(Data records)

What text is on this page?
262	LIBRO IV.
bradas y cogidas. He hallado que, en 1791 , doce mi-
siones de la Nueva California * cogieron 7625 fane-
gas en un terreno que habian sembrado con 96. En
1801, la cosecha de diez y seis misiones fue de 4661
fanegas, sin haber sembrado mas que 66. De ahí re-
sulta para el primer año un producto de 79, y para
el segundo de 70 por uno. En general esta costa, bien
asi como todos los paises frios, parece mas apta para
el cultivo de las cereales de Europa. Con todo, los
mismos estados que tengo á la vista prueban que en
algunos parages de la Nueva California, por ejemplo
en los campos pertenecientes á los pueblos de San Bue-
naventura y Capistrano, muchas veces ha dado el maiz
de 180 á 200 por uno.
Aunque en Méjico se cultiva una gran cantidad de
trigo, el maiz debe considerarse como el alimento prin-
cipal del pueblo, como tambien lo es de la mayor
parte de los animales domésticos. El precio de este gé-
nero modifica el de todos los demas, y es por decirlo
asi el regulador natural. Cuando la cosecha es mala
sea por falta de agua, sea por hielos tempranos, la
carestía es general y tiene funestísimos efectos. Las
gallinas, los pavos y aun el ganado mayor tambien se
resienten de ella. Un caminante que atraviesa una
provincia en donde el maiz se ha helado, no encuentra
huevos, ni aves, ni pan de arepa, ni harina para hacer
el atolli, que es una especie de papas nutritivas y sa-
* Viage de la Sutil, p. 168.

▸ **GIVEN TASK**:
Write out the entries above once more, without altering anything.

▸ **SOLUTION TO THE EXERCISE**:
What text is on this page?
262	LIBRO IV.
bradas y cogidas. He hallado que, en 1791 , doce mi-
siones de la Nueva California * cogieron 7625 fane-
gas en un terreno que habian sembrado con 96. En
1801, la cosecha de diez y seis misiones fue de 4661
fanegas, sin haber sembrado mas que 66. De ahí re-
sulta para el primer año un producto de 79, y para
el segundo de 70 por uno. En general esta costa, bien
asi como todos los paises frios, parece mas apta para
el cultivo de las cereales de Europa. Con todo, los
mismos estados que tengo á la vista prueban que en
algunos parages de la Nueva California, por ejemplo
en los campos pertenecientes á los pueblos de San Bue-
naventura y Capistrano, muchas veces ha dado el maiz
de 180 á 200 por uno.
Aunque en Méjico se cultiva una gran cantidad de
trigo, el maiz debe considerarse como el alimento prin-
cipal del pueblo, como tambien lo es de la mayor
parte de los animales domésticos. El precio de este gé-
nero modifica el de todos los demas, y es por decirlo
asi el regulador natural. Cuando la cosecha es mala
sea por falta de agua, sea por hielos tempranos, la
carestía es general y tiene funestísimos efectos. Las
gallinas, los pavos y aun el ganado mayor tambien se
resienten de ella. Un caminante que atraviesa una
provincia en donde el maiz se ha helado, no encuentra
huevos, ni aves, ni pan de arepa, ni harina para hacer
el atolli, que es una especie de papas nutritivas y sa-
* Viage de la Sutil, p. 168.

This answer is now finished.